Write out the records again, exactly, leaving none out.

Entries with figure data
——
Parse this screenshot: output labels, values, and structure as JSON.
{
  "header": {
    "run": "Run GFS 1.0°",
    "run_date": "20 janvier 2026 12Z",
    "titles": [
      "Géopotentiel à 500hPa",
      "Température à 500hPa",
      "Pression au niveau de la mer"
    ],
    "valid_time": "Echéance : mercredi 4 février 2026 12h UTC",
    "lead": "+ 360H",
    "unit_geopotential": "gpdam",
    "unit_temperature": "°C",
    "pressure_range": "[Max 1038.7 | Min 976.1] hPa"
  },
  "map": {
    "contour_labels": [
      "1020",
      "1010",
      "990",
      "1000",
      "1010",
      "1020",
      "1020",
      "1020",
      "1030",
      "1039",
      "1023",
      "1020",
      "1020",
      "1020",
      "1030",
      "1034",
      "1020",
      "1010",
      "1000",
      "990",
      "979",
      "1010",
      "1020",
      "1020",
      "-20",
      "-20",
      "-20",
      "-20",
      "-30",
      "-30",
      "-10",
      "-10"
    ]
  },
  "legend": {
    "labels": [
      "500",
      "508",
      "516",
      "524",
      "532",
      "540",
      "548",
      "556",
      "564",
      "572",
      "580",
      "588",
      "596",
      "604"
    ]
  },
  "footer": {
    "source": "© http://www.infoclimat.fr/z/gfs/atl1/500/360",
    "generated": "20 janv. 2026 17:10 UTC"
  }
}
——
__Complete output__
Parse this screenshot: output labels, values, and structure as JSON.
{
  "header": {
    "run": "Run GFS 1.0°",
    "run_date": "20 janvier 2026 12Z",
    "titles": [
      "Géopotentiel à 500hPa",
      "Température à 500hPa",
      "Pression au niveau de la mer"
    ],
    "valid_time": "Echéance : mercredi 4 février 2026 12h UTC",
    "lead": "+ 360H",
    "unit_geopotential": "gpdam",
    "unit_temperature": "°C",
    "pressure_range": "[Max 1038.7 | Min 976.1] hPa"
  },
  "map": {
    "contour_labels": [
      "1020",
      "1010",
      "990",
      "1000",
      "1010",
      "1020",
      "1020",
      "1020",
      "1030",
      "1039",
      "1023",
      "1020",
      "1020",
      "1020",
      "1030",
      "1034",
      "1020",
      "1010",
      "1000",
      "990",
      "979",
      "1010",
      "1020",
      "1020",
      "-20",
      "-20",
      "-20",
      "-20",
      "-30",
      "-30",
      "-10",
      "-10"
    ]
  },
  "legend": {
    "labels": [
      "500",
      "508",
      "516",
      "524",
      "532",
      "540",
      "548",
      "556",
      "564",
      "572",
      "580",
      "588",
      "596",
      "604"
    ]
  },
  "footer": {
    "source": "© http://www.infoclimat.fr/z/gfs/atl1/500/360",
    "generated": "20 janv. 2026 17:10 UTC"
  }
}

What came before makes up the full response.